__Set problem__. Send back the entries below exactly as they appear.

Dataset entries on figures
____

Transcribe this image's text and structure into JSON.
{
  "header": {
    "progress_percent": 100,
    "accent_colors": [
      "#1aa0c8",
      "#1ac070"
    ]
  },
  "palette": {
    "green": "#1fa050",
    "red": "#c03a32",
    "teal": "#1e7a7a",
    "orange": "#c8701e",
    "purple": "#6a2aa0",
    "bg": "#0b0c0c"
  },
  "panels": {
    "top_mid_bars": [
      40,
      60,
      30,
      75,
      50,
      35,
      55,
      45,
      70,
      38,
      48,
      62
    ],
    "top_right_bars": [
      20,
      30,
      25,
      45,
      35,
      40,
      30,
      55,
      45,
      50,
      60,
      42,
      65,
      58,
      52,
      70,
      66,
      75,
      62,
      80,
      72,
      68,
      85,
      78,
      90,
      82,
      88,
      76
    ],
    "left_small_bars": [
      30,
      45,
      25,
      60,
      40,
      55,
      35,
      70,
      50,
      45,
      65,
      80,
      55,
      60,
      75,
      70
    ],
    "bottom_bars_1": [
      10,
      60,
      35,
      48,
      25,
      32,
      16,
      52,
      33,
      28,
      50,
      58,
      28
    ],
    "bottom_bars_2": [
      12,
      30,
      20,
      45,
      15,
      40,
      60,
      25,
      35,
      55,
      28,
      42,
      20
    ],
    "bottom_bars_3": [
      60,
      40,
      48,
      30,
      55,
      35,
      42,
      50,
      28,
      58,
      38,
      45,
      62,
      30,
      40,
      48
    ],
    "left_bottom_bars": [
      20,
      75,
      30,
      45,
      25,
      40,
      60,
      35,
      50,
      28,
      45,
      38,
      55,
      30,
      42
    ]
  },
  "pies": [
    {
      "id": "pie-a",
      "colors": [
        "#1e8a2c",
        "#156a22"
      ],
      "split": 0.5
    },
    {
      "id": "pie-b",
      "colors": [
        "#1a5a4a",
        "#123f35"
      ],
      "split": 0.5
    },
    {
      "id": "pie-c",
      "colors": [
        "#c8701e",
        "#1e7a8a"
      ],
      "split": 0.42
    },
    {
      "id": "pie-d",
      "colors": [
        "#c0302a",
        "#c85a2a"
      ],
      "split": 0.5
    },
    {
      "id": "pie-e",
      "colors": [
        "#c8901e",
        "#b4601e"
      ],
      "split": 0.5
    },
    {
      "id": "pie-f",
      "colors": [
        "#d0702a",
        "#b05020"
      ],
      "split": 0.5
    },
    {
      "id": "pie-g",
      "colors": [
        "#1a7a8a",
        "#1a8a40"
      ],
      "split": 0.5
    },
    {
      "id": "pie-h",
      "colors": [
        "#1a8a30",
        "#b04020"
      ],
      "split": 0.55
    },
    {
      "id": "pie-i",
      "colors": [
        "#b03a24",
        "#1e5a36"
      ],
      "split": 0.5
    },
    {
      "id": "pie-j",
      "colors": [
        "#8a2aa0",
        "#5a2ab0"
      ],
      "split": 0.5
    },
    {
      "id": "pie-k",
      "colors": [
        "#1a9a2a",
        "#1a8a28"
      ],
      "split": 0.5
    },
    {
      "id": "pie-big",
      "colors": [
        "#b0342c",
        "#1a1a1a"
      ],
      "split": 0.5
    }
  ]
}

____

__Solution__.
Transcribe this image's text and structure into JSON.
{
  "header": {
    "progress_percent": 100,
    "accent_colors": [
      "#1aa0c8",
      "#1ac070"
    ]
  },
  "palette": {
    "green": "#1fa050",
    "red": "#c03a32",
    "teal": "#1e7a7a",
    "orange": "#c8701e",
    "purple": "#6a2aa0",
    "bg": "#0b0c0c"
  },
  "panels": {
    "top_mid_bars": [
      40,
      60,
      30,
      75,
      50,
      35,
      55,
      45,
      70,
      38,
      48,
      62
    ],
    "top_right_bars": [
      20,
      30,
      25,
      45,
      35,
      40,
      30,
      55,
      45,
      50,
      60,
      42,
      65,
      58,
      52,
      70,
      66,
      75,
      62,
      80,
      72,
      68,
      85,
      78,
      90,
      82,
      88,
      76
    ],
    "left_small_bars": [
      30,
      45,
      25,
      60,
      40,
      55,
      35,
      70,
      50,
      45,
      65,
      80,
      55,
      60,
      75,
      70
    ],
    "bottom_bars_1": [
      10,
      60,
      35,
      48,
      25,
      32,
      16,
      52,
      33,
      28,
      50,
      58,
      28
    ],
    "bottom_bars_2": [
      12,
      30,
      20,
      45,
      15,
      40,
      60,
      25,
      35,
      55,
      28,
      42,
      20
    ],
    "bottom_bars_3": [
      60,
      40,
      48,
      30,
      55,
      35,
      42,
      50,
      28,
      58,
      38,
      45,
      62,
      30,
      40,
      48
    ],
    "left_bottom_bars": [
      20,
      75,
      30,
      45,
      25,
      40,
      60,
      35,
      50,
      28,
      45,
      38,
      55,
      30,
      42
    ]
  },
  "pies": [
    {
      "id": "pie-a",
      "colors": [
        "#1e8a2c",
        "#156a22"
      ],
      "split": 0.5
    },
    {
      "id": "pie-b",
      "colors": [
        "#1a5a4a",
        "#123f35"
      ],
      "split": 0.5
    },
    {
      "id": "pie-c",
      "colors": [
        "#c8701e",
        "#1e7a8a"
      ],
      "split": 0.42
    },
    {
      "id": "pie-d",
      "colors": [
        "#c0302a",
        "#c85a2a"
      ],
      "split": 0.5
    },
    {
      "id": "pie-e",
      "colors": [
        "#c8901e",
        "#b4601e"
      ],
      "split": 0.5
    },
    {
      "id": "pie-f",
      "colors": [
        "#d0702a",
        "#b05020"
      ],
      "split": 0.5
    },
    {
      "id": "pie-g",
      "colors": [
        "#1a7a8a",
        "#1a8a40"
      ],
      "split": 0.5
    },
    {
      "id": "pie-h",
      "colors": [
        "#1a8a30",
        "#b04020"
      ],
      "split": 0.55
    },
    {
      "id": "pie-i",
      "colors": [
        "#b03a24",
        "#1e5a36"
      ],
      "split": 0.5
    },
    {
      "id": "pie-j",
      "colors": [
        "#8a2aa0",
        "#5a2ab0"
      ],
      "split": 0.5
    },
    {
      "id": "pie-k",
      "colors": [
        "#1a9a2a",
        "#1a8a28"
      ],
      "split": 0.5
    },
    {
      "id": "pie-big",
      "colors": [
        "#b0342c",
        "#1a1a1a"
      ],
      "split": 0.5
    }
  ]
}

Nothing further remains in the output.